WHAT THE TASK REQUIRES:
Quote the MATLAB excerpt on Lagrange points below in full, word for word.

EXCERPT:
↓↓↓
In MATLAB, we are using fzero as the solver. The code below produces the same output as the Python code above.

function lagrange_points_example
% These masses represent the Earth-Moon system
m1 = 5.974E24; % kg
m2 = 7.348E22; % kg
pi2 = m2/(m1 + m2);

function y = collinear_lagrange(xstar)
firstterm = xstar;
secondterm = (1 - pi2) ./ abs(xstar + pi2).^3 .* (xstar + pi2);
thirdterm = pi2 ./ abs(xstar - 1 + pi2).^3 .* (xstar - 1 + pi2);
y = firstterm - secondterm - thirdterm;
end
options = optimset('Display','iter');
L_2 = fzero(@collinear_lagrange,[1, 1.5],options);
L_1 = fzero(@collinear_lagrange,[0.01, 0.97],options);
L_3 = fzero(@collinear_lagrange,[-1, -1.5],options);
fprintf('L_1=%f, L_2=%f, L_3=%f\n', L_1, L_2, L_3)

function output
figure()
title('The Lagrange Points in the Earth-Moon System')
hold on
ylim([-1.2,1.2])
xlim([-1.2,1.2])
axis square
xlabel('x^*')
ylabel('y^*')
plot(-pi2,0,'bo','MarkerFaceColor','b')
plot(1-pi2,0,'go','MarkerFaceColor','g')
plot(L_1,0,'rv','MarkerFaceColor','r')
plot(L_2,0,'r^','MarkerFaceColor','r')
plot(L_3,0,'rp','MarkerFaceColor','r')
plot(0.5-pi2,sqrt(3)/2,'rX','MarkerFaceColor','r')
plot(0.5-pi2,-sqrt(3)/2,'rs','MarkerFaceColor','r')
plot([-pi2,0.5-pi2,1-pi2,0.5-pi2,-pi2], [0,sqrt(3)/2,0,-sqrt(3)/2,0], '--k')
yline(0,'k')
↑↑↑
DATA:
↓↓↓
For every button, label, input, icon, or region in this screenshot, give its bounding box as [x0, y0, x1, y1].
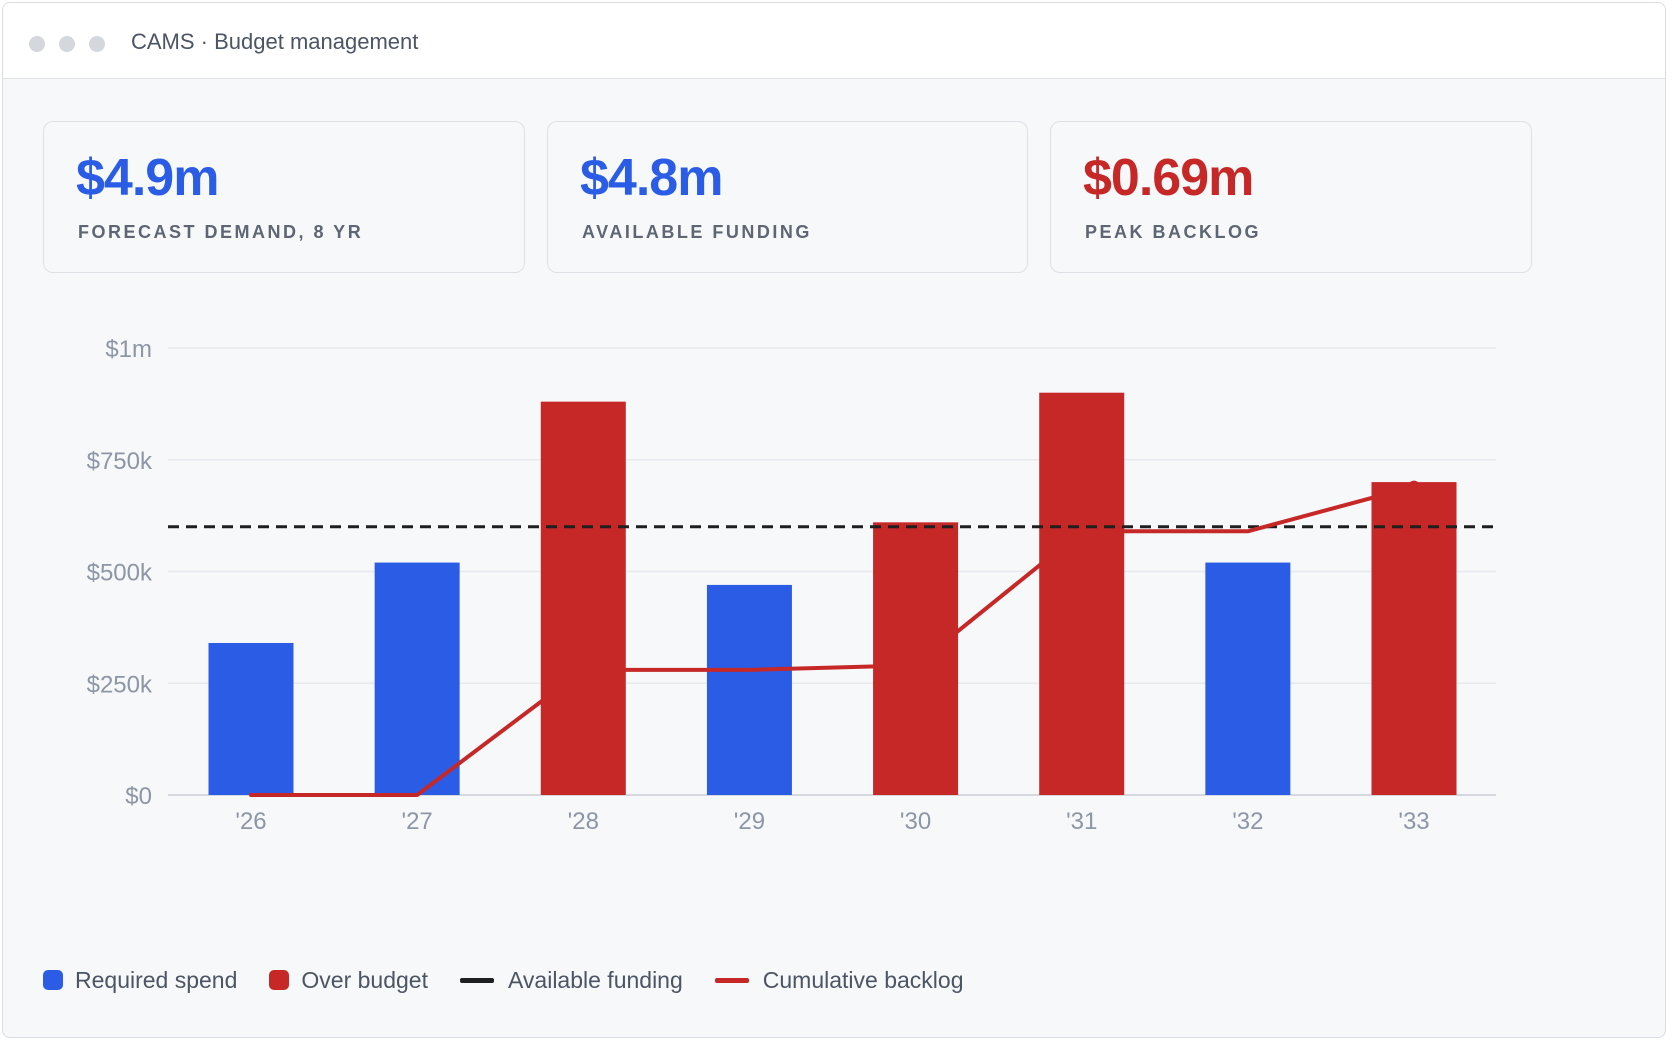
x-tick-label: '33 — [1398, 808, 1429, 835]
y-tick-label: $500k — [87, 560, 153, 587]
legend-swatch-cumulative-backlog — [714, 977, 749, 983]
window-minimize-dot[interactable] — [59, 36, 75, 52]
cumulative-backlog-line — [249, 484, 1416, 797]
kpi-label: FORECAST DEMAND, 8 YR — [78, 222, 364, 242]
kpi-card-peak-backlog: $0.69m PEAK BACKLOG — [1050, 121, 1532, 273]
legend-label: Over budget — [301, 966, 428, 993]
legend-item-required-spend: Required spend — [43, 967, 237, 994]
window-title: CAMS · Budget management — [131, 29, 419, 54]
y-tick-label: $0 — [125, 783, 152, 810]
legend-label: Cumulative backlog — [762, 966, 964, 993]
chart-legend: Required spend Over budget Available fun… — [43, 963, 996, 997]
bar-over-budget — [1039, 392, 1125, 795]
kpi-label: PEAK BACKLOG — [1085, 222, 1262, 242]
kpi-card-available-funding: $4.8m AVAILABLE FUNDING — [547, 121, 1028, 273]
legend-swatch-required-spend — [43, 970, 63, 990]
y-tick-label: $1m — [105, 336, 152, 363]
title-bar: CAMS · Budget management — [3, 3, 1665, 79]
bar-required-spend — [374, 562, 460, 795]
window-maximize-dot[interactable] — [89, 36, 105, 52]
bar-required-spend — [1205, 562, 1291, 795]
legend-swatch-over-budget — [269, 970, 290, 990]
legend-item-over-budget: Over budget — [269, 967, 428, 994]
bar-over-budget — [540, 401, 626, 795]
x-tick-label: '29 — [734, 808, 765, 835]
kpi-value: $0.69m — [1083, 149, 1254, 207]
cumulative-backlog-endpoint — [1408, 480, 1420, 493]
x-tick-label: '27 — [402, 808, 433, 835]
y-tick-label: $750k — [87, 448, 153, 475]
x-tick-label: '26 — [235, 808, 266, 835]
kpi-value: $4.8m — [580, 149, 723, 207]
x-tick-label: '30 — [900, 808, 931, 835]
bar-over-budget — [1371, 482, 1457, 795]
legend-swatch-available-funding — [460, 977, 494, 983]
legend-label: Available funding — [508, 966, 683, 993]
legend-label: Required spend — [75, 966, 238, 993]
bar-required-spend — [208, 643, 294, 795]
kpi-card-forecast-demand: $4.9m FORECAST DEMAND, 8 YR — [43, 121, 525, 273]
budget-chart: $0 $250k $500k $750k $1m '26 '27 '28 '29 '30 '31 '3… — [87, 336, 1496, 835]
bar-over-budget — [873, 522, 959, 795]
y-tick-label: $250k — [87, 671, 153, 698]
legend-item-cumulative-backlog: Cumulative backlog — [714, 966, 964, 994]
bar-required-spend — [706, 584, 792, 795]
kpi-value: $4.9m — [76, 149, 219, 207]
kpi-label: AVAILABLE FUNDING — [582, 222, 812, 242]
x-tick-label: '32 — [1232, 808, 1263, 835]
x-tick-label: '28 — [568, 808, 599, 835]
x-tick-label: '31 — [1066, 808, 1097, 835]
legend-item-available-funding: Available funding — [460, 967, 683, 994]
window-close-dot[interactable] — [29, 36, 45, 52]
↑↑↑
↓↓↓
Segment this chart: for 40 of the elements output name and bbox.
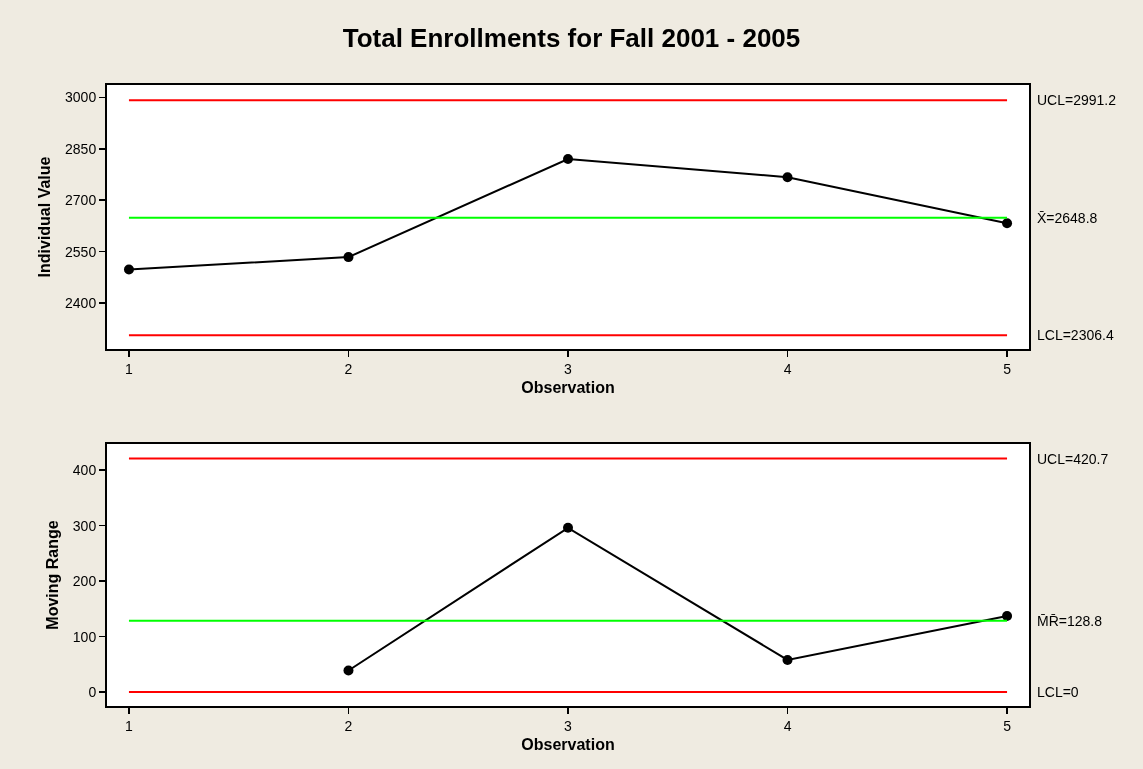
↑↑↑
TASK SOLUTION:
In MATLAB, we are using fzero as the solver. The code below produces the same output as the Python code above.

function lagrange_points_example
% These masses represent the Earth-Moon system
m1 = 5.974E24; % kg
m2 = 7.348E22; % kg
pi2 = m2/(m1 + m2);

function y = collinear_lagrange(xstar)
firstterm = xstar;
secondterm = (1 - pi2) ./ abs(xstar + pi2).^3 .* (xstar + pi2);
thirdterm = pi2 ./ abs(xstar - 1 + pi2).^3 .* (xstar - 1 + pi2);
y = firstterm - secondterm - thirdterm;
end
options = optimset('Display','iter');
L_2 = fzero(@collinear_lagrange,[1, 1.5],options);
L_1 = fzero(@collinear_lagrange,[0.01, 0.97],options);
L_3 = fzero(@collinear_lagrange,[-1, -1.5],options);
fprintf('L_1=%f, L_2=%f, L_3=%f\n', L_1, L_2, L_3)

function output
figure()
title('The Lagrange Points in the Earth-Moon System')
hold on
ylim([-1.2,1.2])
xlim([-1.2,1.2])
axis square
xlabel('x^*')
ylabel('y^*')
plot(-pi2,0,'bo','MarkerFaceColor','b')
plot(1-pi2,0,'go','MarkerFaceColor','g')
plot(L_1,0,'rv','MarkerFaceColor','r')
plot(L_2,0,'r^','MarkerFaceColor','r')
plot(L_3,0,'rp','MarkerFaceColor','r')
plot(0.5-pi2,sqrt(3)/2,'rX','MarkerFaceColor','r')
plot(0.5-pi2,-sqrt(3)/2,'rs','MarkerFaceColor','r')
plot([-pi2,0.5-pi2,1-pi2,0.5-pi2,-pi2], [0,sqrt(3)/2,0,-sqrt(3)/2,0], '--k')
yline(0,'k')